● **TASK OBJECTIVE**
In the records that follow, show each line where the word "color" is present.

Dataset excerpt:
**********

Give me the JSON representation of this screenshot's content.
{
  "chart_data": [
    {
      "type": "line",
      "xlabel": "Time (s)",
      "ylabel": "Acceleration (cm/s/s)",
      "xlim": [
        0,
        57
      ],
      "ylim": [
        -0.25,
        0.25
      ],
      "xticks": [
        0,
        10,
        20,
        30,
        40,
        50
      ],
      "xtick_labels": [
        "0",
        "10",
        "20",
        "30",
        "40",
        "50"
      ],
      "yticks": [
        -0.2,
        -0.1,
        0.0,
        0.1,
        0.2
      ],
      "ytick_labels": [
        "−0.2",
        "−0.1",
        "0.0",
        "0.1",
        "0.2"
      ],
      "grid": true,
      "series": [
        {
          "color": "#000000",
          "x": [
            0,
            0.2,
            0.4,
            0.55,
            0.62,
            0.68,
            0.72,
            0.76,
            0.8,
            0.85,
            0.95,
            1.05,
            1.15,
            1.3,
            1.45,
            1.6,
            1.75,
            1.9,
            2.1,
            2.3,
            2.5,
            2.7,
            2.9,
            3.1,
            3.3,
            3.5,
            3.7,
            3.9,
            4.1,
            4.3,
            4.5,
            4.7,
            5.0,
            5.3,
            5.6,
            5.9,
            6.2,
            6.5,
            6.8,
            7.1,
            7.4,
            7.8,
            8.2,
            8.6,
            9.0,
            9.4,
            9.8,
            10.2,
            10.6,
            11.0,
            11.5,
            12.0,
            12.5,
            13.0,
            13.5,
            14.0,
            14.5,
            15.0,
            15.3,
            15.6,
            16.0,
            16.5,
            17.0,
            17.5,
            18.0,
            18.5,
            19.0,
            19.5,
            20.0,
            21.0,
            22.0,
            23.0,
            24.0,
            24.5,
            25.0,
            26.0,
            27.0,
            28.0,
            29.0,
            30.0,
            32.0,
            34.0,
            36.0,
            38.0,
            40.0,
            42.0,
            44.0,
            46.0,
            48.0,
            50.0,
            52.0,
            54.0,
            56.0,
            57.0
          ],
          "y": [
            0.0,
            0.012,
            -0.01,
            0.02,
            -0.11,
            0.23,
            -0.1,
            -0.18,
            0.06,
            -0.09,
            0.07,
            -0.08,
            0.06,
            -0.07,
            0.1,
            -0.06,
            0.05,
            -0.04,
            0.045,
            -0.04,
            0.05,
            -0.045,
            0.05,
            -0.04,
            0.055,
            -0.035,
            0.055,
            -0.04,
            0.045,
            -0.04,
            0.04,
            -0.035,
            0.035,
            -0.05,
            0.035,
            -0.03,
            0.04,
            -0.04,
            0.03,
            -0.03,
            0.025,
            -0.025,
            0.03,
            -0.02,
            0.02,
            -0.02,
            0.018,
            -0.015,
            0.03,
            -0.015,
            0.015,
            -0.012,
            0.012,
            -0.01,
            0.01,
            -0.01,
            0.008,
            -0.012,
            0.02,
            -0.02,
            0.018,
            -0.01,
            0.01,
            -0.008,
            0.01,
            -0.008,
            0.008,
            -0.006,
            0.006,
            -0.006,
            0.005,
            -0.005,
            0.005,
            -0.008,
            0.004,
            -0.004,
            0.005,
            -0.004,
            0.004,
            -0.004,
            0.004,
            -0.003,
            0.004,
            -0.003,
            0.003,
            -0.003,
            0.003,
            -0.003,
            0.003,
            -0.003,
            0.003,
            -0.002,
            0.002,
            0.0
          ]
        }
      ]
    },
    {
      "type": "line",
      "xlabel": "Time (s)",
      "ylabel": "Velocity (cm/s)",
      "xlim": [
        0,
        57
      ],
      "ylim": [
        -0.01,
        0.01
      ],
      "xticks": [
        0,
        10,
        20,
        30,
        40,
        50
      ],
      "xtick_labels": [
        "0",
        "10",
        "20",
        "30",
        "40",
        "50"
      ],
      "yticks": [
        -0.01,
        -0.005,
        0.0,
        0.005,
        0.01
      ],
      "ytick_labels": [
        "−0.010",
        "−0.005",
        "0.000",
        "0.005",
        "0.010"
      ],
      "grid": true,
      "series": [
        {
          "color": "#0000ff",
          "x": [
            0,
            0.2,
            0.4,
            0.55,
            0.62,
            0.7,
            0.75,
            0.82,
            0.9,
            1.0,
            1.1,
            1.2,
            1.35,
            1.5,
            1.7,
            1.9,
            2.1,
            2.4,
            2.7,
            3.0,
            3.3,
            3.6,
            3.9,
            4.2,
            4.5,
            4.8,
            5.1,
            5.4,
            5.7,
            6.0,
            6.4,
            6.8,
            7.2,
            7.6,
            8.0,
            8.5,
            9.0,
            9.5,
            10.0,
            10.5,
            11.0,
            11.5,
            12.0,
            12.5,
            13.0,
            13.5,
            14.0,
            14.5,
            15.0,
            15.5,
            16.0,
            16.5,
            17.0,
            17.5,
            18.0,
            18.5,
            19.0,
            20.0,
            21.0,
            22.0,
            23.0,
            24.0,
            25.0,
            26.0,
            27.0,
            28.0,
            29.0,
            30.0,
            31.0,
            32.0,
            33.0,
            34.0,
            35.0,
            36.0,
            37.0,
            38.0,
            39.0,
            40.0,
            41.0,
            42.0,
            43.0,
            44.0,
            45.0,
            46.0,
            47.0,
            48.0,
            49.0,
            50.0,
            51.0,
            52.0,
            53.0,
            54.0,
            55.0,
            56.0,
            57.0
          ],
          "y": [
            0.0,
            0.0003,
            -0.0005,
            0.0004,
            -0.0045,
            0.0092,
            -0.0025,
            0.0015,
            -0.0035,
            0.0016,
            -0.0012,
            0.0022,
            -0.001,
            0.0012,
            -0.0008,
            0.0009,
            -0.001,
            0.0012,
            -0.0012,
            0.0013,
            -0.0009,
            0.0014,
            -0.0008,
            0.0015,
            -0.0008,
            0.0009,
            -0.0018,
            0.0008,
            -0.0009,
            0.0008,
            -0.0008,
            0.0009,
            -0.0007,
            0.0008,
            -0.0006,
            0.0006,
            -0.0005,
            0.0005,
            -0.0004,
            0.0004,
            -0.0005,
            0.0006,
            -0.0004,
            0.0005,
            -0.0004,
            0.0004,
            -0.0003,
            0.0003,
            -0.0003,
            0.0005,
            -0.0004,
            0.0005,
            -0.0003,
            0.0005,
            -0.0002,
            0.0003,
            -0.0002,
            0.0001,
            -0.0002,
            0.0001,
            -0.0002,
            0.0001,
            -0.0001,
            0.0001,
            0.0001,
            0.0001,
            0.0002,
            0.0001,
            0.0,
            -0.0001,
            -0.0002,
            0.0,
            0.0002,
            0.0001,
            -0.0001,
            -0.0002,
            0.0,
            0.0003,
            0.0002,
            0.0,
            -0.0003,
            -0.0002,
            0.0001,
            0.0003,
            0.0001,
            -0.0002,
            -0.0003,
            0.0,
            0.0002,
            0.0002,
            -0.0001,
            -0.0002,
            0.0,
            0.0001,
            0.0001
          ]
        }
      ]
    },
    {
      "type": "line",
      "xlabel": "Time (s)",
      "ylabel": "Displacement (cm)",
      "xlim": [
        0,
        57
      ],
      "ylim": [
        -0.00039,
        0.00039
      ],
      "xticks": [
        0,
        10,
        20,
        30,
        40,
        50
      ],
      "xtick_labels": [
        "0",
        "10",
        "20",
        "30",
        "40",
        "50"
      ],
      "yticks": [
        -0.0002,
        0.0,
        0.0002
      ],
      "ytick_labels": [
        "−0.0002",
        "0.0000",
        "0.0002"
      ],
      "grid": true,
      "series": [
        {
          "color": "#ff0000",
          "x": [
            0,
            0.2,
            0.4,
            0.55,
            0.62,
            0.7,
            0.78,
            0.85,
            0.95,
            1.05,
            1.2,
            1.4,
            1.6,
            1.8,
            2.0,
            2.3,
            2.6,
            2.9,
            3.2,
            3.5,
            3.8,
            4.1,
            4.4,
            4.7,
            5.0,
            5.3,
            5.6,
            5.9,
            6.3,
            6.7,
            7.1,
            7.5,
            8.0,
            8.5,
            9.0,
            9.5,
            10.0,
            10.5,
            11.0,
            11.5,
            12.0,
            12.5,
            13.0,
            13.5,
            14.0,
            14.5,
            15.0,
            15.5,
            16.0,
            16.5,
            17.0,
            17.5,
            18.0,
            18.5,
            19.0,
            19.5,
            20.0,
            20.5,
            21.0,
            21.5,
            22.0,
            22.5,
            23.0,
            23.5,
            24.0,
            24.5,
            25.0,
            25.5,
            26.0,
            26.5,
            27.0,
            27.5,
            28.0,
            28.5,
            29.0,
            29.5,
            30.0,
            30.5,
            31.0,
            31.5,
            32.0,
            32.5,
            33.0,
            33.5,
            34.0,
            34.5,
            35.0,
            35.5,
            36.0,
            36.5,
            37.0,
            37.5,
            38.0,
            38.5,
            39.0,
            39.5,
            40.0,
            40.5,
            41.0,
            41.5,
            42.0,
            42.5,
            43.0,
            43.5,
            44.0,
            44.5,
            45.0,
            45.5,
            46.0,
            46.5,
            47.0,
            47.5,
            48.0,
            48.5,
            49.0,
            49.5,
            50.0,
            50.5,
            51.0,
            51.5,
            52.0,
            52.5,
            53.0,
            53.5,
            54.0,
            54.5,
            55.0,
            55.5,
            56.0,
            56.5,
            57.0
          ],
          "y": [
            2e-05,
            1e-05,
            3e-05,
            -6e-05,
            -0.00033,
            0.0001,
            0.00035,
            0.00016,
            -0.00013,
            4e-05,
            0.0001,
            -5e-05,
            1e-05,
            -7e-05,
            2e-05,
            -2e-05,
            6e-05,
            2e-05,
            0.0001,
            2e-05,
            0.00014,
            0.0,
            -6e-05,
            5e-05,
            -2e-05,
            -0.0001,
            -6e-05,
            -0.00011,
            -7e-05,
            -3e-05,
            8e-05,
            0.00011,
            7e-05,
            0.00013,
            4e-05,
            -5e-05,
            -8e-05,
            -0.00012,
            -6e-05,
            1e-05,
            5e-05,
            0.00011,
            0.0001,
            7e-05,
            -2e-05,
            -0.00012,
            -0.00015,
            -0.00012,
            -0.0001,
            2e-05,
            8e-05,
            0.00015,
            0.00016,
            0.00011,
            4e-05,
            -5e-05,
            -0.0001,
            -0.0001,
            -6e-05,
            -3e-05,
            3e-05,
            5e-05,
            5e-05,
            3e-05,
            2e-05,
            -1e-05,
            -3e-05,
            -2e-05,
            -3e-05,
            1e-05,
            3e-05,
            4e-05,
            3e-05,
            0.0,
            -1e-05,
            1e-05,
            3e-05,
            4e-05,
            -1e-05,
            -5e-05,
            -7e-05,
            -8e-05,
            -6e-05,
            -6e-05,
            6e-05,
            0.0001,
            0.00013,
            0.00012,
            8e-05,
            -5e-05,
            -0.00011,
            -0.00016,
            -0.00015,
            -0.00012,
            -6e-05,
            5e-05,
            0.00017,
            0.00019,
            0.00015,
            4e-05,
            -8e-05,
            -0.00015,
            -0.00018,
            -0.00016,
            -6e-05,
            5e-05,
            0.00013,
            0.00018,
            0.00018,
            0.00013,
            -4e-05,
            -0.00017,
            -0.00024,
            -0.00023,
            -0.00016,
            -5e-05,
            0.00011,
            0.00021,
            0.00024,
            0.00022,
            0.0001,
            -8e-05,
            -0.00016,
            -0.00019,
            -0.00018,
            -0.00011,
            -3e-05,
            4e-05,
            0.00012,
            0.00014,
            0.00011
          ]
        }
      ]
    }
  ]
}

**********

● **RIGHT ANSWER**
          "color": "#000000",
          "color": "#0000ff",
          "color": "#ff0000",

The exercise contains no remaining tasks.